■ PROBLEM TO WORK ON: Restate all of the entries exactly, dropping any pictures they hold.

(Data records)
━━━━━━━━━━

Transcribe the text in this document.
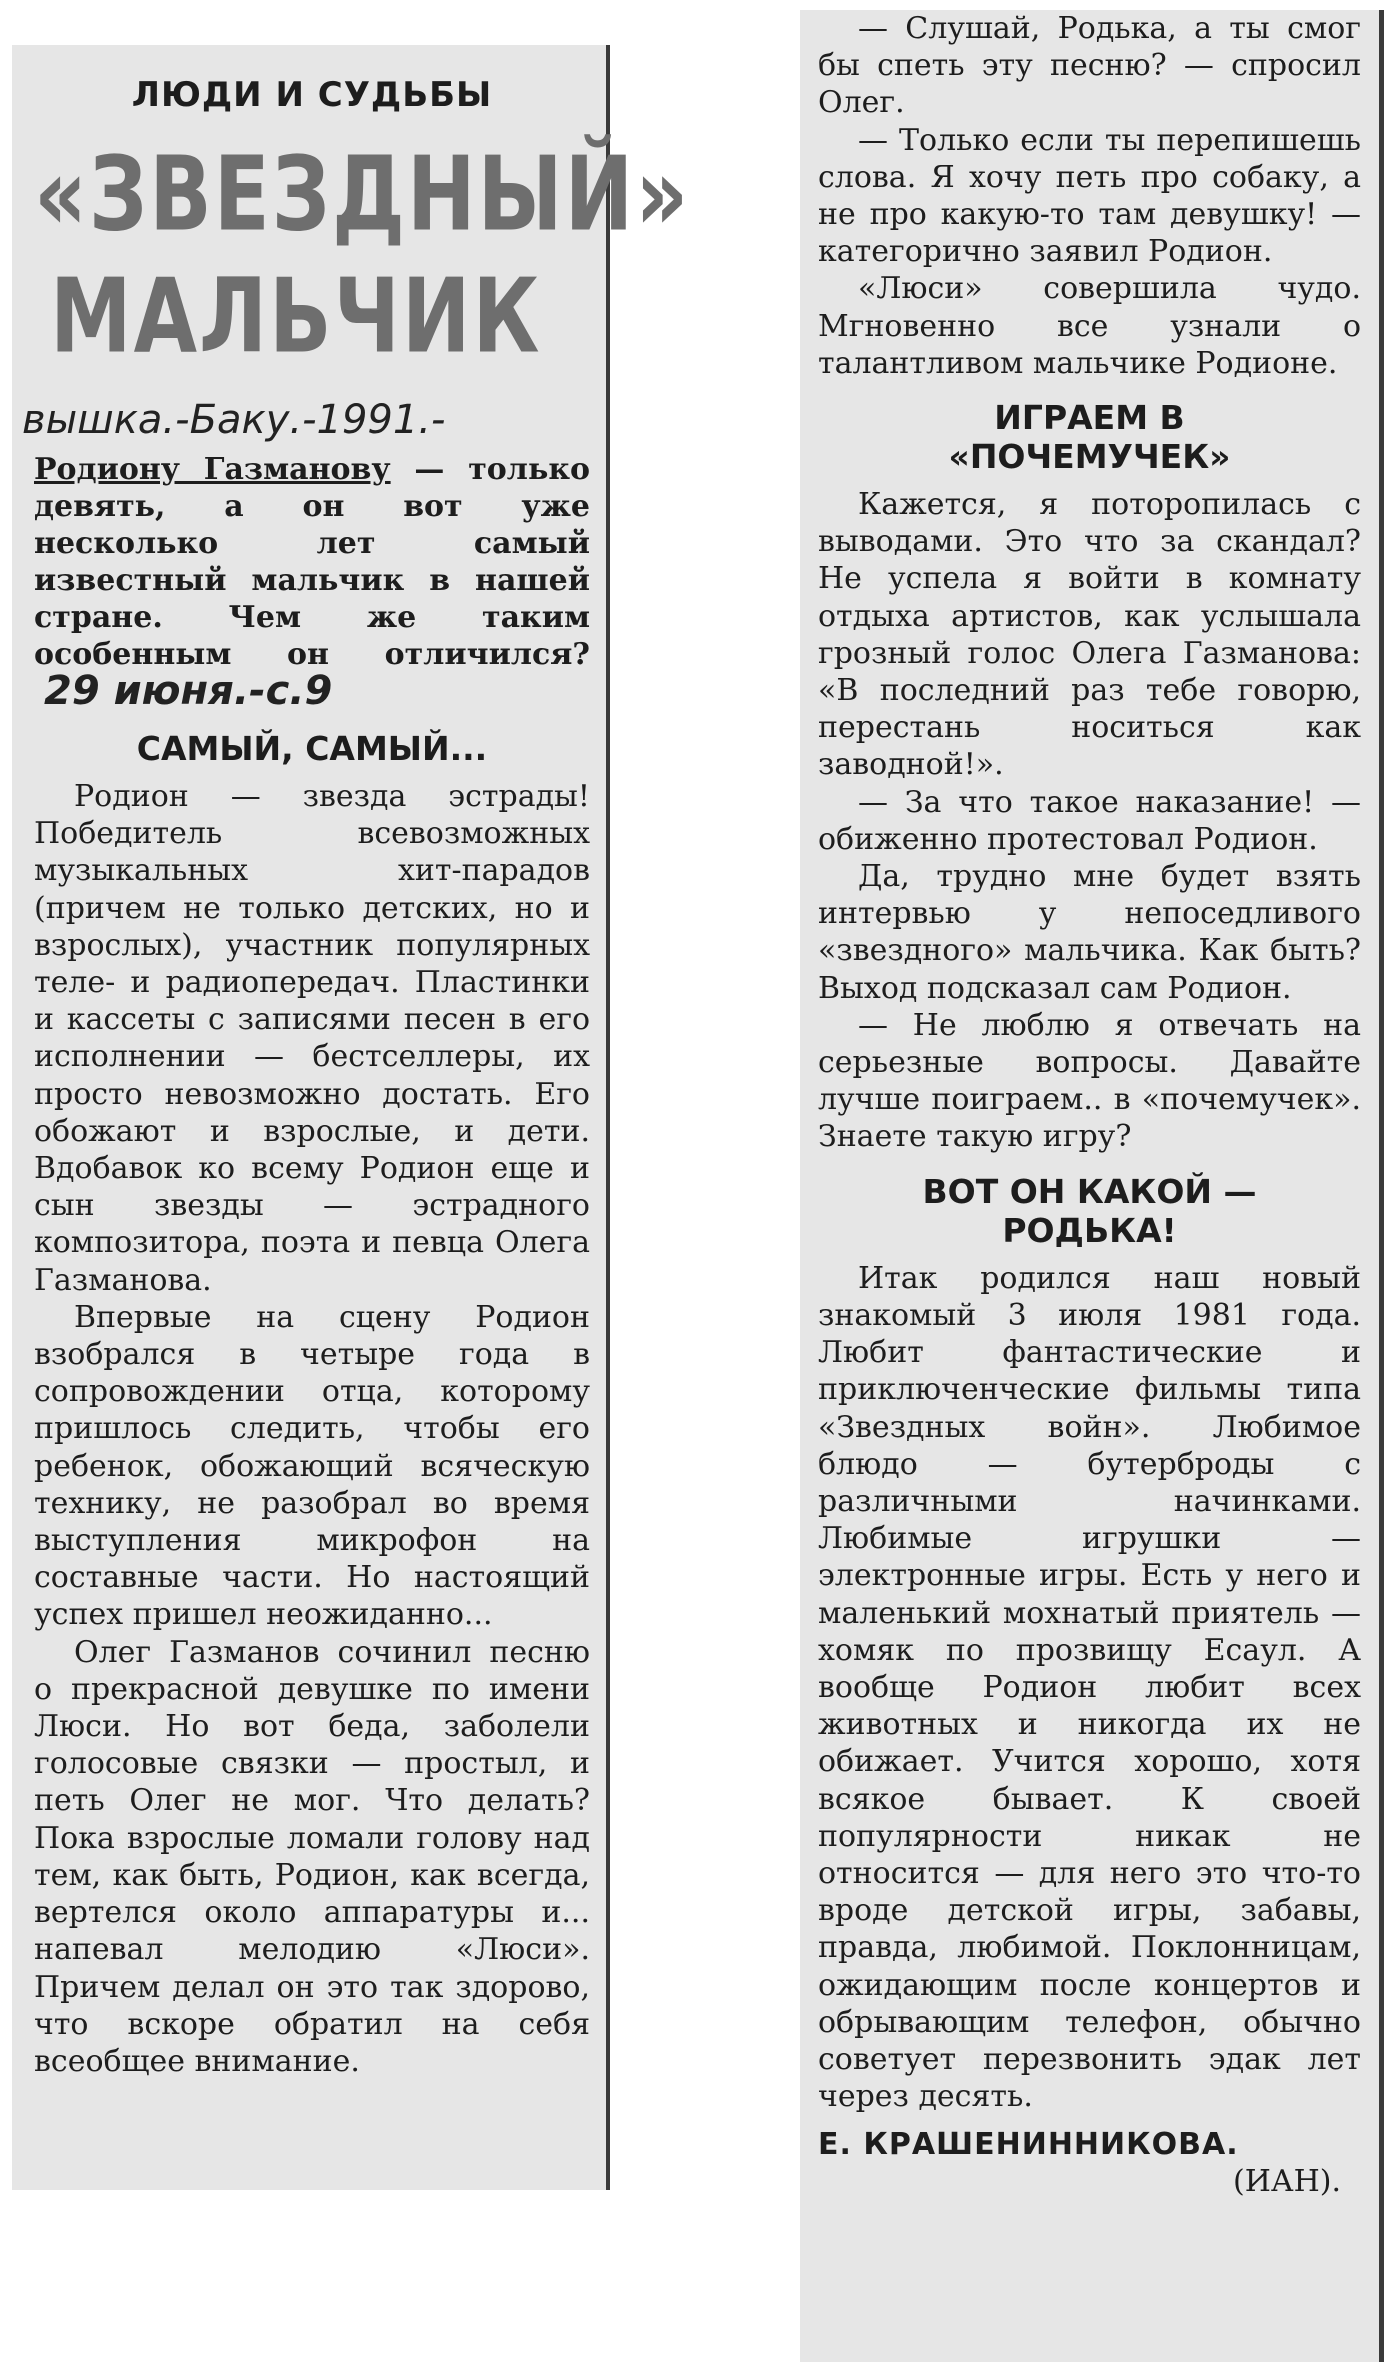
ЛЮДИ И СУДЬБЫ
«ЗВЕЗДНЫЙ»
МАЛЬЧИК
вышка.-Баку.-1991.-
Родиону Газманову — только девять, а он вот уже несколько лет самый известный мальчик в нашей стране. Чем же таким особенным он отличился? 29 июня.-с.9
САМЫЙ, САМЫЙ...

Родион — звезда эстрады! Победитель всевозможных музыкальных хит-парадов (причем не только детских, но и взрослых), участник популярных теле- и радиопередач. Пластинки и кассеты с записями песен в его исполнении — бестселлеры, их просто невозможно достать. Его обожают и взрослые, и дети. Вдобавок ко всему Родион еще и сын звезды — эстрадного композитора, поэта и певца Олега Газманова.

Впервые на сцену Родион взобрался в четыре года в сопровождении отца, которому пришлось следить, чтобы его ребенок, обожающий всяческую технику, не разобрал во время выступления микрофон на составные части. Но настоящий успех пришел неожиданно...

Олег Газманов сочинил песню о прекрасной девушке по имени Люси. Но вот беда, заболели голосовые связки — простыл, и петь Олег не мог. Что делать? Пока взрослые ломали голову над тем, как быть, Родион, как всегда, вертелся около аппаратуры и... напевал мелодию «Люси». Причем делал он это так здорово, что вскоре обратил на себя всеобщее внимание.

— Слушай, Родька, а ты смог бы спеть эту песню? — спросил Олег.

— Только если ты перепишешь слова. Я хочу петь про собаку, а не про какую-то там девушку! — категорично заявил Родион.

«Люси» совершила чудо. Мгновенно все узнали о талантливом мальчике Родионе.

ИГРАЕМ В
«ПОЧЕМУЧЕК»

Кажется, я поторопилась с выводами. Это что за скандал? Не успела я войти в комнату отдыха артистов, как услышала грозный голос Олега Газманова: «В последний раз тебе говорю, перестань носиться как заводной!».

— За что такое наказание! — обиженно протестовал Родион.

Да, трудно мне будет взять интервью у непоседливого «звездного» мальчика. Как быть? Выход подсказал сам Родион.

— Не люблю я отвечать на серьезные вопросы. Давайте лучше поиграем.. в «почемучек». Знаете такую игру?

ВОТ ОН КАКОЙ —
РОДЬКА!

Итак родился наш новый знакомый 3 июля 1981 года. Любит фантастические и приключенческие фильмы типа «Звездных войн». Любимое блюдо — бутерброды с различными начинками. Любимые игрушки — электронные игры. Есть у него и маленький мохнатый приятель — хомяк по прозвищу Есаул. А вообще Родион любит всех животных и никогда их не обижает. Учится хорошо, хотя всякое бывает. К своей популярности никак не относится — для него это что-то вроде детской игры, забавы, правда, любимой. Поклонницам, ожидающим после концертов и обрывающим телефон, обычно советует перезвонить эдак лет через десять.

Е. КРАШЕНИННИКОВА.
(ИАН).
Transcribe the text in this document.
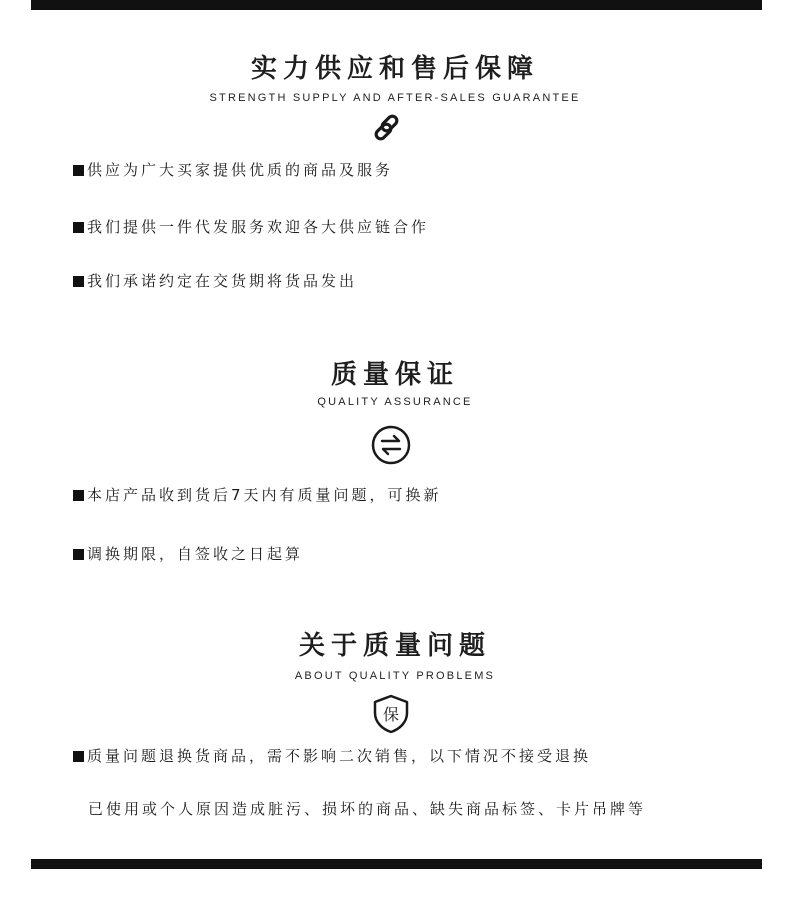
实力供应和售后保障
STRENGTH SUPPLY AND AFTER-SALES GUARANTEE
供应为广大买家提供优质的商品及服务
我们提供一件代发服务欢迎各大供应链合作
我们承诺约定在交货期将货品发出
质量保证
QUALITY ASSURANCE
本店产品收到货后7天内有质量问题，可换新
调换期限，自签收之日起算
关于质量问题
ABOUT QUALITY PROBLEMS
保
质量问题退换货商品，需不影响二次销售，以下情况不接受退换
已使用或个人原因造成脏污、损坏的商品、缺失商品标签、卡片吊牌等
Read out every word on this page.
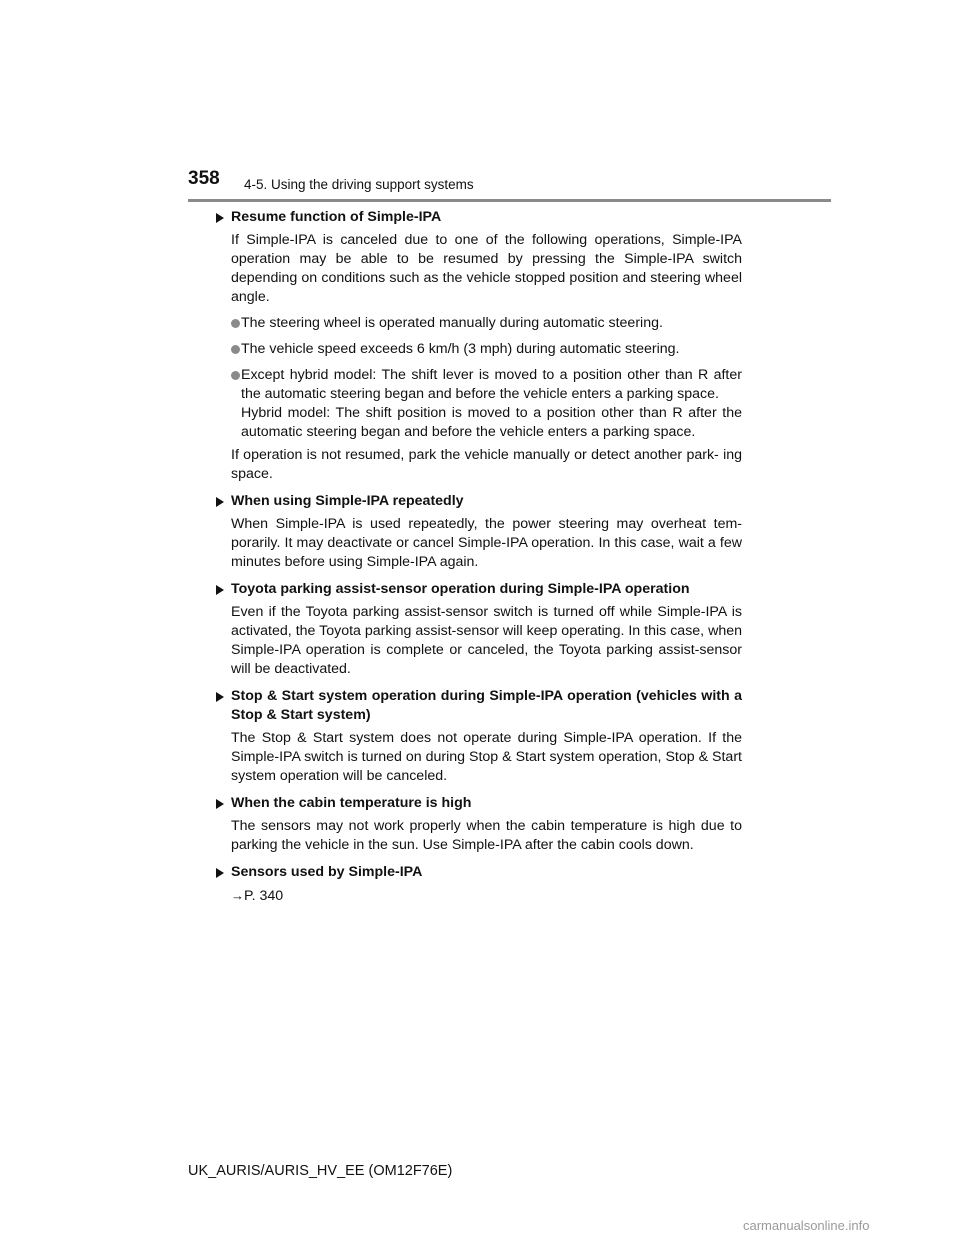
358 4-5. Using the driving support systems
Resume function of Simple-IPA
If Simple-IPA is canceled due to one of the following operations, Simple-IPA operation may be able to be resumed by pressing the Simple-IPA switch depending on conditions such as the vehicle stopped position and steering wheel angle.
The steering wheel is operated manually during automatic steering.
The vehicle speed exceeds 6 km/h (3 mph) during automatic steering.
Except hybrid model: The shift lever is moved to a position other than R after the automatic steering began and before the vehicle enters a parking space.
Hybrid model: The shift position is moved to a position other than R after the automatic steering began and before the vehicle enters a parking space.
If operation is not resumed, park the vehicle manually or detect another park- ing space.
When using Simple-IPA repeatedly
When Simple-IPA is used repeatedly, the power steering may overheat tem- porarily. It may deactivate or cancel Simple-IPA operation. In this case, wait a few minutes before using Simple-IPA again.
Toyota parking assist-sensor operation during Simple-IPA operation
Even if the Toyota parking assist-sensor switch is turned off while Simple-IPA is activated, the Toyota parking assist-sensor will keep operating. In this case, when Simple-IPA operation is complete or canceled, the Toyota parking assist-sensor will be deactivated.
Stop & Start system operation during Simple-IPA operation (vehicles with a Stop & Start system)
The Stop & Start system does not operate during Simple-IPA operation. If the Simple-IPA switch is turned on during Stop & Start system operation, Stop & Start system operation will be canceled.
When the cabin temperature is high
The sensors may not work properly when the cabin temperature is high due to parking the vehicle in the sun. Use Simple-IPA after the cabin cools down.
Sensors used by Simple-IPA
→P. 340
UK_AURIS/AURIS_HV_EE (OM12F76E)
carmanualsonline.info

━━━━━━━━━━

■ SOLUTION TO THIS TASK:
Transcribe the text in this document.
ЛЮДИ И СУДЬБЫ
«ЗВЕЗДНЫЙ»
МАЛЬЧИК
вышка.-Баку.-1991.-
Родиону Газманову — только девять, а он вот уже несколько лет самый известный мальчик в нашей стране. Чем же таким особенным он отличился? 29 июня.-с.9
САМЫЙ, САМЫЙ...

Родион — звезда эстрады! Победитель всевозможных музыкальных хит-парадов (причем не только детских, но и взрослых), участник популярных теле- и радиопередач. Пластинки и кассеты с записями песен в его исполнении — бестселлеры, их просто невозможно достать. Его обожают и взрослые, и дети. Вдобавок ко всему Родион еще и сын звезды — эстрадного композитора, поэта и певца Олега Газманова.

Впервые на сцену Родион взобрался в четыре года в сопровождении отца, которому пришлось следить, чтобы его ребенок, обожающий всяческую технику, не разобрал во время выступления микрофон на составные части. Но настоящий успех пришел неожиданно...

Олег Газманов сочинил песню о прекрасной девушке по имени Люси. Но вот беда, заболели голосовые связки — простыл, и петь Олег не мог. Что делать? Пока взрослые ломали голову над тем, как быть, Родион, как всегда, вертелся около аппаратуры и... напевал мелодию «Люси». Причем делал он это так здорово, что вскоре обратил на себя всеобщее внимание.

— Слушай, Родька, а ты смог бы спеть эту песню? — спросил Олег.

— Только если ты перепишешь слова. Я хочу петь про собаку, а не про какую-то там девушку! — категорично заявил Родион.

«Люси» совершила чудо. Мгновенно все узнали о талантливом мальчике Родионе.

ИГРАЕМ В
«ПОЧЕМУЧЕК»

Кажется, я поторопилась с выводами. Это что за скандал? Не успела я войти в комнату отдыха артистов, как услышала грозный голос Олега Газманова: «В последний раз тебе говорю, перестань носиться как заводной!».

— За что такое наказание! — обиженно протестовал Родион.

Да, трудно мне будет взять интервью у непоседливого «звездного» мальчика. Как быть? Выход подсказал сам Родион.

— Не люблю я отвечать на серьезные вопросы. Давайте лучше поиграем.. в «почемучек». Знаете такую игру?

ВОТ ОН КАКОЙ —
РОДЬКА!

Итак родился наш новый знакомый 3 июля 1981 года. Любит фантастические и приключенческие фильмы типа «Звездных войн». Любимое блюдо — бутерброды с различными начинками. Любимые игрушки — электронные игры. Есть у него и маленький мохнатый приятель — хомяк по прозвищу Есаул. А вообще Родион любит всех животных и никогда их не обижает. Учится хорошо, хотя всякое бывает. К своей популярности никак не относится — для него это что-то вроде детской игры, забавы, правда, любимой. Поклонницам, ожидающим после концертов и обрывающим телефон, обычно советует перезвонить эдак лет через десять.

Е. КРАШЕНИННИКОВА.
(ИАН).
Transcribe the text in this document.
实力供应和售后保障
STRENGTH SUPPLY AND AFTER-SALES GUARANTEE
供应为广大买家提供优质的商品及服务
我们提供一件代发服务欢迎各大供应链合作
我们承诺约定在交货期将货品发出
质量保证
QUALITY ASSURANCE
本店产品收到货后7天内有质量问题，可换新
调换期限，自签收之日起算
关于质量问题
ABOUT QUALITY PROBLEMS
保
质量问题退换货商品，需不影响二次销售，以下情况不接受退换
已使用或个人原因造成脏污、损坏的商品、缺失商品标签、卡片吊牌等
Read out every word on this page.
358 4-5. Using the driving support systems
Resume function of Simple-IPA
If Simple-IPA is canceled due to one of the following operations, Simple-IPA operation may be able to be resumed by pressing the Simple-IPA switch depending on conditions such as the vehicle stopped position and steering wheel angle.
The steering wheel is operated manually during automatic steering.
The vehicle speed exceeds 6 km/h (3 mph) during automatic steering.
Except hybrid model: The shift lever is moved to a position other than R after the automatic steering began and before the vehicle enters a parking space.
Hybrid model: The shift position is moved to a position other than R after the automatic steering began and before the vehicle enters a parking space.
If operation is not resumed, park the vehicle manually or detect another park- ing space.
When using Simple-IPA repeatedly
When Simple-IPA is used repeatedly, the power steering may overheat tem- porarily. It may deactivate or cancel Simple-IPA operation. In this case, wait a few minutes before using Simple-IPA again.
Toyota parking assist-sensor operation during Simple-IPA operation
Even if the Toyota parking assist-sensor switch is turned off while Simple-IPA is activated, the Toyota parking assist-sensor will keep operating. In this case, when Simple-IPA operation is complete or canceled, the Toyota parking assist-sensor will be deactivated.
Stop & Start system operation during Simple-IPA operation (vehicles with a Stop & Start system)
The Stop & Start system does not operate during Simple-IPA operation. If the Simple-IPA switch is turned on during Stop & Start system operation, Stop & Start system operation will be canceled.
When the cabin temperature is high
The sensors may not work properly when the cabin temperature is high due to parking the vehicle in the sun. Use Simple-IPA after the cabin cools down.
Sensors used by Simple-IPA
→P. 340
UK_AURIS/AURIS_HV_EE (OM12F76E)
carmanualsonline.info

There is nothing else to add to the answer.